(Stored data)
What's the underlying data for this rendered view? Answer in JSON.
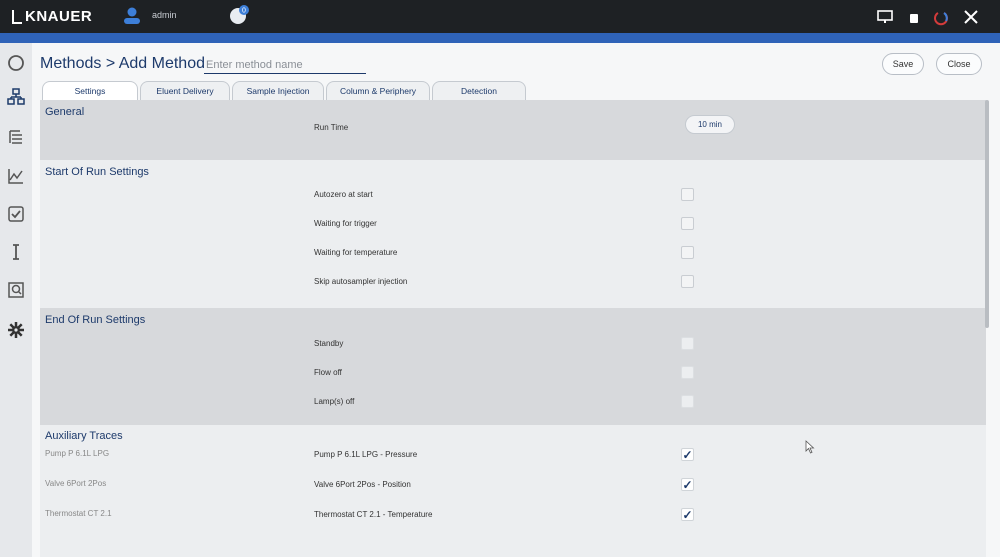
{
  "app": {
    "brand": "KNAUER",
    "user_name": "admin",
    "notification_count": "0"
  },
  "colors": {
    "topbar": "#1e2124",
    "accent": "#2f63b8",
    "text_primary": "#1d3a6b"
  },
  "header": {
    "breadcrumb": "Methods > Add Method",
    "method_name_placeholder": "Enter method name",
    "save_label": "Save",
    "close_label": "Close"
  },
  "tabs": [
    {
      "label": "Settings",
      "active": true
    },
    {
      "label": "Eluent Delivery",
      "active": false
    },
    {
      "label": "Sample Injection",
      "active": false
    },
    {
      "label": "Column & Periphery",
      "active": false
    },
    {
      "label": "Detection",
      "active": false
    }
  ],
  "general": {
    "title": "General",
    "run_time_label": "Run Time",
    "run_time_value": "10 min"
  },
  "start_of_run": {
    "title": "Start Of Run Settings",
    "items": [
      {
        "label": "Autozero at start",
        "checked": false
      },
      {
        "label": "Waiting for trigger",
        "checked": false
      },
      {
        "label": "Waiting for temperature",
        "checked": false
      },
      {
        "label": "Skip autosampler injection",
        "checked": false
      }
    ]
  },
  "end_of_run": {
    "title": "End Of Run Settings",
    "items": [
      {
        "label": "Standby",
        "checked": false
      },
      {
        "label": "Flow off",
        "checked": false
      },
      {
        "label": "Lamp(s) off",
        "checked": false
      }
    ]
  },
  "auxiliary_traces": {
    "title": "Auxiliary Traces",
    "items": [
      {
        "device": "Pump P 6.1L LPG",
        "trace": "Pump P 6.1L LPG - Pressure",
        "checked": true
      },
      {
        "device": "Valve 6Port 2Pos",
        "trace": "Valve 6Port 2Pos - Position",
        "checked": true
      },
      {
        "device": "Thermostat CT 2.1",
        "trace": "Thermostat CT 2.1 - Temperature",
        "checked": true
      }
    ]
  },
  "sidebar": {
    "items": [
      {
        "icon": "circle-icon"
      },
      {
        "icon": "network-icon"
      },
      {
        "icon": "list-tree-icon"
      },
      {
        "icon": "chart-icon"
      },
      {
        "icon": "checkbox-icon"
      },
      {
        "icon": "text-cursor-icon"
      },
      {
        "icon": "search-document-icon"
      },
      {
        "icon": "gear-icon"
      }
    ]
  }
}
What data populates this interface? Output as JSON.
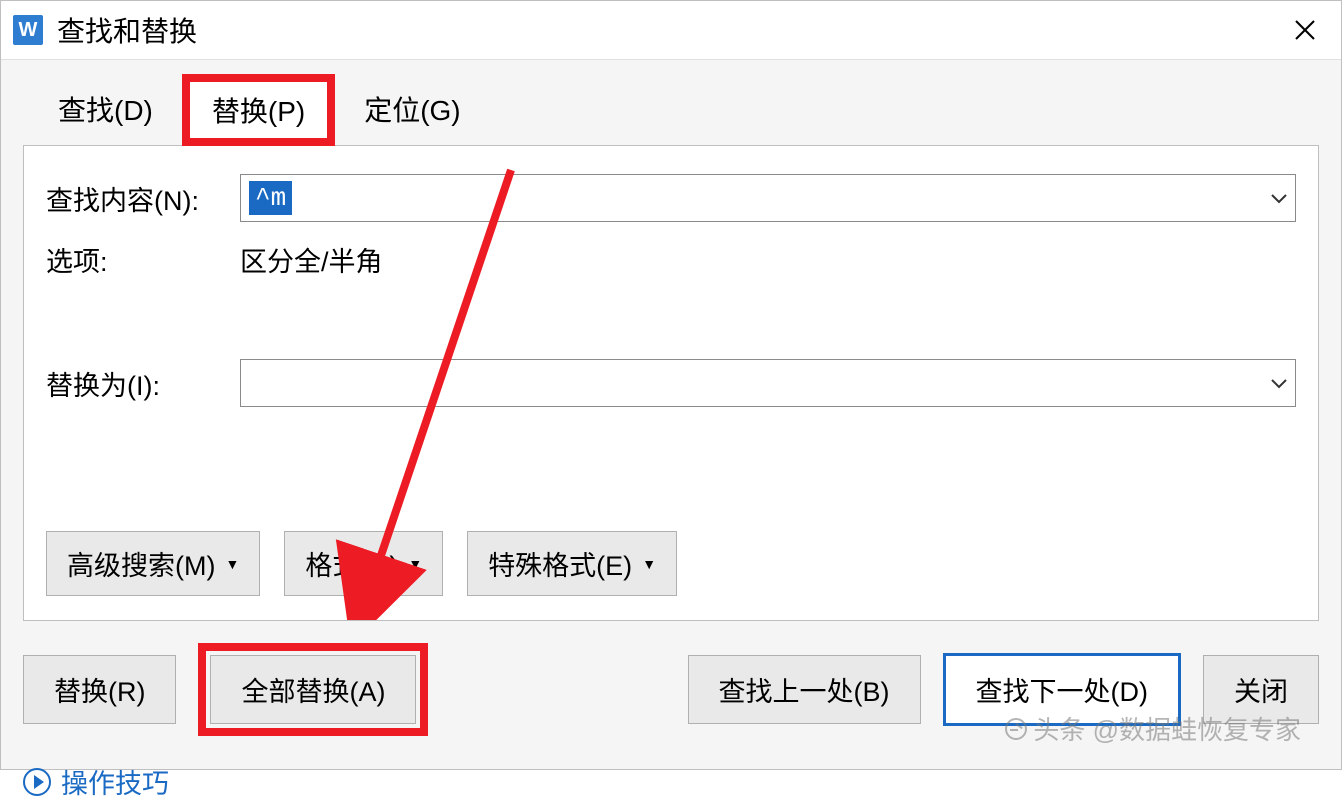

**SET PROBLEM:** Return every line holding the word "Pump" from the records.

**THE RESULT:**
        "device": "Pump P 6.1L LPG",
        "trace": "Pump P 6.1L LPG - Pressure",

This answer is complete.